* _Your task_
Here are some records; quote them exactly, leaving out the pictures.

* _Records for this exercise_

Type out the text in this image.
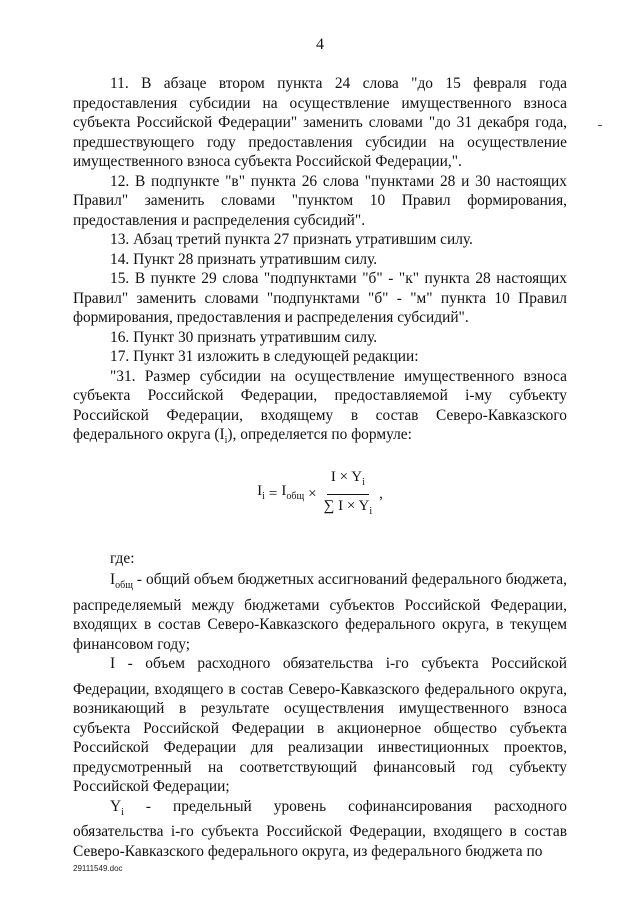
4

11. В абзаце втором пункта 24 слова "до 15 февраля года предоставления субсидии на осуществление имущественного взноса субъекта Российской Федерации" заменить словами "до 31 декабря года, предшествующего году предоставления субсидии на осуществление имущественного взноса субъекта Российской Федерации,".

12. В подпункте "в" пункта 26 слова "пунктами 28 и 30 настоящих Правил" заменить словами "пунктом 10 Правил формирования, предоставления и распределения субсидий".

13. Абзац третий пункта 27 признать утратившим силу.

14. Пункт 28 признать утратившим силу.

15. В пункте 29 слова "подпунктами "б" - "к" пункта 28 настоящих Правил" заменить словами "подпунктами "б" - "м" пункта 10 Правил формирования, предоставления и распределения субсидий".

16. Пункт 30 признать утратившим силу.

17. Пункт 31 изложить в следующей редакции:

"31. Размер субсидии на осуществление имущественного взноса субъекта Российской Федерации, предоставляемой i-му субъекту Российской Федерации, входящему в состав Северо-Кавказского федерального округа $(I_i)$, определяется по формуле:

$I_i = I_{общ} \times \frac{I \times Y_i}{\sum I \times Y_i}$ ,

где:

$I_{общ}$ - общий объем бюджетных ассигнований федерального бюджета, распределяемый между бюджетами субъектов Российской Федерации, входящих в состав Северо-Кавказского федерального округа, в текущем финансовом году;

I - объем расходного обязательства i-го субъекта Российской Федерации, входящего в состав Северо-Кавказского федерального округа, возникающий в результате осуществления имущественного взноса субъекта Российской Федерации в акционерное общество субъекта Российской Федерации для реализации инвестиционных проектов, предусмотренный на соответствующий финансовый год субъекту Российской Федерации;

$Y_i$ - предельный уровень софинансирования расходного обязательства i-го субъекта Российской Федерации, входящего в состав Северо-Кавказского федерального округа, из федерального бюджета по

29111549.doc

* _Complete output_
Type out the text in this image.
4

11. В абзаце втором пункта 24 слова "до 15 февраля года предоставления субсидии на осуществление имущественного взноса субъекта Российской Федерации" заменить словами "до 31 декабря года, предшествующего году предоставления субсидии на осуществление имущественного взноса субъекта Российской Федерации,".

12. В подпункте "в" пункта 26 слова "пунктами 28 и 30 настоящих Правил" заменить словами "пунктом 10 Правил формирования, предоставления и распределения субсидий".

13. Абзац третий пункта 27 признать утратившим силу.

14. Пункт 28 признать утратившим силу.

15. В пункте 29 слова "подпунктами "б" - "к" пункта 28 настоящих Правил" заменить словами "подпунктами "б" - "м" пункта 10 Правил формирования, предоставления и распределения субсидий".

16. Пункт 30 признать утратившим силу.

17. Пункт 31 изложить в следующей редакции:

"31. Размер субсидии на осуществление имущественного взноса субъекта Российской Федерации, предоставляемой i-му субъекту Российской Федерации, входящему в состав Северо-Кавказского федерального округа $(I_i)$, определяется по формуле:

$I_i = I_{общ} \times \frac{I \times Y_i}{\sum I \times Y_i}$ ,

где:

$I_{общ}$ - общий объем бюджетных ассигнований федерального бюджета, распределяемый между бюджетами субъектов Российской Федерации, входящих в состав Северо-Кавказского федерального округа, в текущем финансовом году;

I - объем расходного обязательства i-го субъекта Российской Федерации, входящего в состав Северо-Кавказского федерального округа, возникающий в результате осуществления имущественного взноса субъекта Российской Федерации в акционерное общество субъекта Российской Федерации для реализации инвестиционных проектов, предусмотренный на соответствующий финансовый год субъекту Российской Федерации;

$Y_i$ - предельный уровень софинансирования расходного обязательства i-го субъекта Российской Федерации, входящего в состав Северо-Кавказского федерального округа, из федерального бюджета по

29111549.doc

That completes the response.